**WORK REQUIRED**. Extract the complete listing and repeat it word for word.

**PROVIDED INFORMATION**.
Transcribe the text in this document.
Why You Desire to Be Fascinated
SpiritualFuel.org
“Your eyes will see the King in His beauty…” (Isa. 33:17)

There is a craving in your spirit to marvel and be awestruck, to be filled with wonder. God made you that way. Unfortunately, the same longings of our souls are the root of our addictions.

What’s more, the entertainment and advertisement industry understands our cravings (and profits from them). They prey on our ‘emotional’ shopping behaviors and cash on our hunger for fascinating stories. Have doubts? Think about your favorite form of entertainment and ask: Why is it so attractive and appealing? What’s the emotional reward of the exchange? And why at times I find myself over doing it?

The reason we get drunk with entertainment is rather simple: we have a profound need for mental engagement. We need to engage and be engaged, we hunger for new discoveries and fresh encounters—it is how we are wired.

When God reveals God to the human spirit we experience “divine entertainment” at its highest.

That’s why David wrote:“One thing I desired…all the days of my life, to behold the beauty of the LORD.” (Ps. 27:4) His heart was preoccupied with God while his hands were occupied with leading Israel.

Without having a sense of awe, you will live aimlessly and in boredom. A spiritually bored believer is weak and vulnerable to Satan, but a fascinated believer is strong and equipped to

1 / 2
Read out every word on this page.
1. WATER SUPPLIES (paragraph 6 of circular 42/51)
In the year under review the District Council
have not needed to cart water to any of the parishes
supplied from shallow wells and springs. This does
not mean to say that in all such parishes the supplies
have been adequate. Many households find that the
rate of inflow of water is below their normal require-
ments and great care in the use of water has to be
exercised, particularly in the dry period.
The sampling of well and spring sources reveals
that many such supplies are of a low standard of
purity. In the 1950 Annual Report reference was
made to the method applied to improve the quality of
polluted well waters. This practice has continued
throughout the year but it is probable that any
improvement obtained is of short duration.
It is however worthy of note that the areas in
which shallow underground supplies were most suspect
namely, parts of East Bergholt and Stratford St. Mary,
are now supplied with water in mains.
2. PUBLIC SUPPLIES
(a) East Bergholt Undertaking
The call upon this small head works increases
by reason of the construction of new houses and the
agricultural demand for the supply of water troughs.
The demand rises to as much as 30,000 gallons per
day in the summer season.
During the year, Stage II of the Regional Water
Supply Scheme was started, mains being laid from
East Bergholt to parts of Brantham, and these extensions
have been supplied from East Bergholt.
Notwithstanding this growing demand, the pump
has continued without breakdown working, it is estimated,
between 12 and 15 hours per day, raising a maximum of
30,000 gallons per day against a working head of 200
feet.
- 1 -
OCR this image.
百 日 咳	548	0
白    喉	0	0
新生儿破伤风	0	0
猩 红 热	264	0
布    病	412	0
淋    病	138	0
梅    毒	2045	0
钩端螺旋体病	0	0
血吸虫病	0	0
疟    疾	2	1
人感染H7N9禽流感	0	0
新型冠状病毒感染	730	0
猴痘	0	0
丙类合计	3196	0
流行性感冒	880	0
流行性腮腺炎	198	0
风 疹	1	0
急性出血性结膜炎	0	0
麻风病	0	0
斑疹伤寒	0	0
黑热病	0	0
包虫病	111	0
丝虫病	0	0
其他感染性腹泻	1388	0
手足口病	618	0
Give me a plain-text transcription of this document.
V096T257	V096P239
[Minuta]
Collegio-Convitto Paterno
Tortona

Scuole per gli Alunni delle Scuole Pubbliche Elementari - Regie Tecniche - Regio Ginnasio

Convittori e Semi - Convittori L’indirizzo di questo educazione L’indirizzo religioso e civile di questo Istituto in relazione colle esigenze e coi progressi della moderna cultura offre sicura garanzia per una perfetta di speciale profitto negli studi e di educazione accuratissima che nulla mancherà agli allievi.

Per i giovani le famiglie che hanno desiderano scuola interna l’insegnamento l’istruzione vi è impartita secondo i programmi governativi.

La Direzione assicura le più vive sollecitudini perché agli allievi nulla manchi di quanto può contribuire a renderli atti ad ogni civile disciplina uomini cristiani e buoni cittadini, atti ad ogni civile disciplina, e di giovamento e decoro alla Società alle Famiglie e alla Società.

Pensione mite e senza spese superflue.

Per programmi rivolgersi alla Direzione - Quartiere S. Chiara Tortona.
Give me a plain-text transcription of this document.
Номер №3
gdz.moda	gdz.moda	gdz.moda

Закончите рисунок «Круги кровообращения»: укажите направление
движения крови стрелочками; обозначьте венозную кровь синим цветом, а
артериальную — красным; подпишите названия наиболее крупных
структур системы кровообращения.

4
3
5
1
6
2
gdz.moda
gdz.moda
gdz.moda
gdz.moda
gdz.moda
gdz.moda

**REPLY TO THE EXERCISE**.
Transcribe the text in this document.
Why You Desire to Be Fascinated
SpiritualFuel.org
“Your eyes will see the King in His beauty…” (Isa. 33:17)

There is a craving in your spirit to marvel and be awestruck, to be filled with wonder. God made you that way. Unfortunately, the same longings of our souls are the root of our addictions.

What’s more, the entertainment and advertisement industry understands our cravings (and profits from them). They prey on our ‘emotional’ shopping behaviors and cash on our hunger for fascinating stories. Have doubts? Think about your favorite form of entertainment and ask: Why is it so attractive and appealing? What’s the emotional reward of the exchange? And why at times I find myself over doing it?

The reason we get drunk with entertainment is rather simple: we have a profound need for mental engagement. We need to engage and be engaged, we hunger for new discoveries and fresh encounters—it is how we are wired.

When God reveals God to the human spirit we experience “divine entertainment” at its highest.

That’s why David wrote:“One thing I desired…all the days of my life, to behold the beauty of the LORD.” (Ps. 27:4) His heart was preoccupied with God while his hands were occupied with leading Israel.

Without having a sense of awe, you will live aimlessly and in boredom. A spiritually bored believer is weak and vulnerable to Satan, but a fascinated believer is strong and equipped to

1 / 2
Read out every word on this page.
1. WATER SUPPLIES (paragraph 6 of circular 42/51)
In the year under review the District Council
have not needed to cart water to any of the parishes
supplied from shallow wells and springs. This does
not mean to say that in all such parishes the supplies
have been adequate. Many households find that the
rate of inflow of water is below their normal require-
ments and great care in the use of water has to be
exercised, particularly in the dry period.
The sampling of well and spring sources reveals
that many such supplies are of a low standard of
purity. In the 1950 Annual Report reference was
made to the method applied to improve the quality of
polluted well waters. This practice has continued
throughout the year but it is probable that any
improvement obtained is of short duration.
It is however worthy of note that the areas in
which shallow underground supplies were most suspect
namely, parts of East Bergholt and Stratford St. Mary,
are now supplied with water in mains.
2. PUBLIC SUPPLIES
(a) East Bergholt Undertaking
The call upon this small head works increases
by reason of the construction of new houses and the
agricultural demand for the supply of water troughs.
The demand rises to as much as 30,000 gallons per
day in the summer season.
During the year, Stage II of the Regional Water
Supply Scheme was started, mains being laid from
East Bergholt to parts of Brantham, and these extensions
have been supplied from East Bergholt.
Notwithstanding this growing demand, the pump
has continued without breakdown working, it is estimated,
between 12 and 15 hours per day, raising a maximum of
30,000 gallons per day against a working head of 200
feet.
- 1 -
OCR this image.
百 日 咳	548	0
白    喉	0	0
新生儿破伤风	0	0
猩 红 热	264	0
布    病	412	0
淋    病	138	0
梅    毒	2045	0
钩端螺旋体病	0	0
血吸虫病	0	0
疟    疾	2	1
人感染H7N9禽流感	0	0
新型冠状病毒感染	730	0
猴痘	0	0
丙类合计	3196	0
流行性感冒	880	0
流行性腮腺炎	198	0
风 疹	1	0
急性出血性结膜炎	0	0
麻风病	0	0
斑疹伤寒	0	0
黑热病	0	0
包虫病	111	0
丝虫病	0	0
其他感染性腹泻	1388	0
手足口病	618	0
Give me a plain-text transcription of this document.
V096T257	V096P239
[Minuta]
Collegio-Convitto Paterno
Tortona

Scuole per gli Alunni delle Scuole Pubbliche Elementari - Regie Tecniche - Regio Ginnasio

Convittori e Semi - Convittori L’indirizzo di questo educazione L’indirizzo religioso e civile di questo Istituto in relazione colle esigenze e coi progressi della moderna cultura offre sicura garanzia per una perfetta di speciale profitto negli studi e di educazione accuratissima che nulla mancherà agli allievi.

Per i giovani le famiglie che hanno desiderano scuola interna l’insegnamento l’istruzione vi è impartita secondo i programmi governativi.

La Direzione assicura le più vive sollecitudini perché agli allievi nulla manchi di quanto può contribuire a renderli atti ad ogni civile disciplina uomini cristiani e buoni cittadini, atti ad ogni civile disciplina, e di giovamento e decoro alla Società alle Famiglie e alla Società.

Pensione mite e senza spese superflue.

Per programmi rivolgersi alla Direzione - Quartiere S. Chiara Tortona.
Give me a plain-text transcription of this document.
Номер №3
gdz.moda	gdz.moda	gdz.moda

Закончите рисунок «Круги кровообращения»: укажите направление
движения крови стрелочками; обозначьте венозную кровь синим цветом, а
артериальную — красным; подпишите названия наиболее крупных
структур системы кровообращения.

4
3
5
1
6
2
gdz.moda
gdz.moda
gdz.moda
gdz.moda
gdz.moda
gdz.moda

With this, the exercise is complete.